[START]

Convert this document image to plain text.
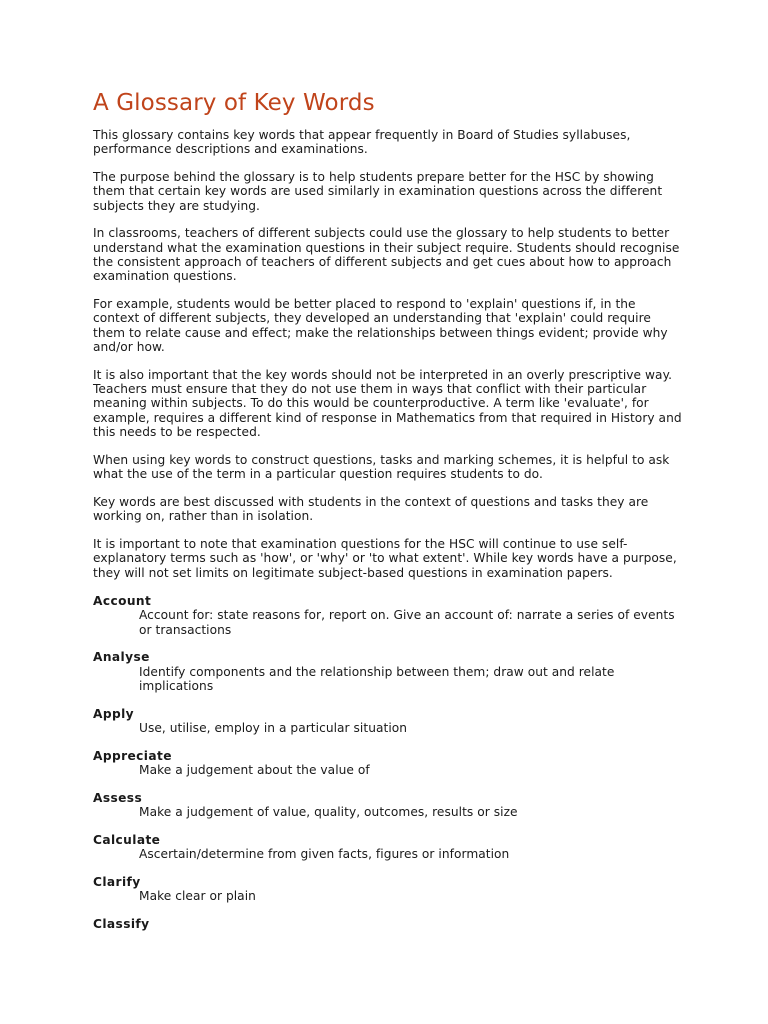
A Glossary of Key Words

This glossary contains key words that appear frequently in Board of Studies syllabuses, performance descriptions and examinations.

The purpose behind the glossary is to help students prepare better for the HSC by showing them that certain key words are used similarly in examination questions across the different subjects they are studying.

In classrooms, teachers of different subjects could use the glossary to help students to better understand what the examination questions in their subject require. Students should recognise the consistent approach of teachers of different subjects and get cues about how to approach examination questions.

For example, students would be better placed to respond to 'explain' questions if, in the context of different subjects, they developed an understanding that 'explain' could require them to relate cause and effect; make the relationships between things evident; provide why and/or how.

It is also important that the key words should not be interpreted in an overly prescriptive way. Teachers must ensure that they do not use them in ways that conflict with their particular meaning within subjects. To do this would be counterproductive. A term like 'evaluate', for example, requires a different kind of response in Mathematics from that required in History and this needs to be respected.

When using key words to construct questions, tasks and marking schemes, it is helpful to ask what the use of the term in a particular question requires students to do.

Key words are best discussed with students in the context of questions and tasks they are working on, rather than in isolation.

It is important to note that examination questions for the HSC will continue to use self-explanatory terms such as 'how', or 'why' or 'to what extent'. While key words have a purpose, they will not set limits on legitimate subject-based questions in examination papers.

Account
Account for: state reasons for, report on. Give an account of: narrate a series of events or transactions
Analyse
Identify components and the relationship between them; draw out and relate implications
Apply
Use, utilise, employ in a particular situation
Appreciate
Make a judgement about the value of
Assess
Make a judgement of value, quality, outcomes, results or size
Calculate
Ascertain/determine from given facts, figures or information
Clarify
Make clear or plain
Classify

[END]

▶ _Exercise description_
Search the entries for "they" and copy out each line that has it.

▶ _The result_
The purpose behind the glossary is to help students prepare better for the HSC by showing them that certain key words are used similarly in examination questions across the different subjects they are studying.
For example, students would be better placed to respond to 'explain' questions if, in the context of different subjects, they developed an understanding that 'explain' could require them to relate cause and effect; make the relationships between things evident; provide why and/or how.
It is also important that the key words should not be interpreted in an overly prescriptive way. Teachers must ensure that they do not use them in ways that conflict with their particular meaning within subjects. To do this would be counterproductive. A term like 'evaluate', for example, requires a different kind of response in Mathematics from that required in History and this needs to be respected.
Key words are best discussed with students in the context of questions and tasks they are working on, rather than in isolation.
It is important to note that examination questions for the HSC will continue to use self-explanatory terms such as 'how', or 'why' or 'to what extent'. While key words have a purpose, they will not set limits on legitimate subject-based questions in examination papers.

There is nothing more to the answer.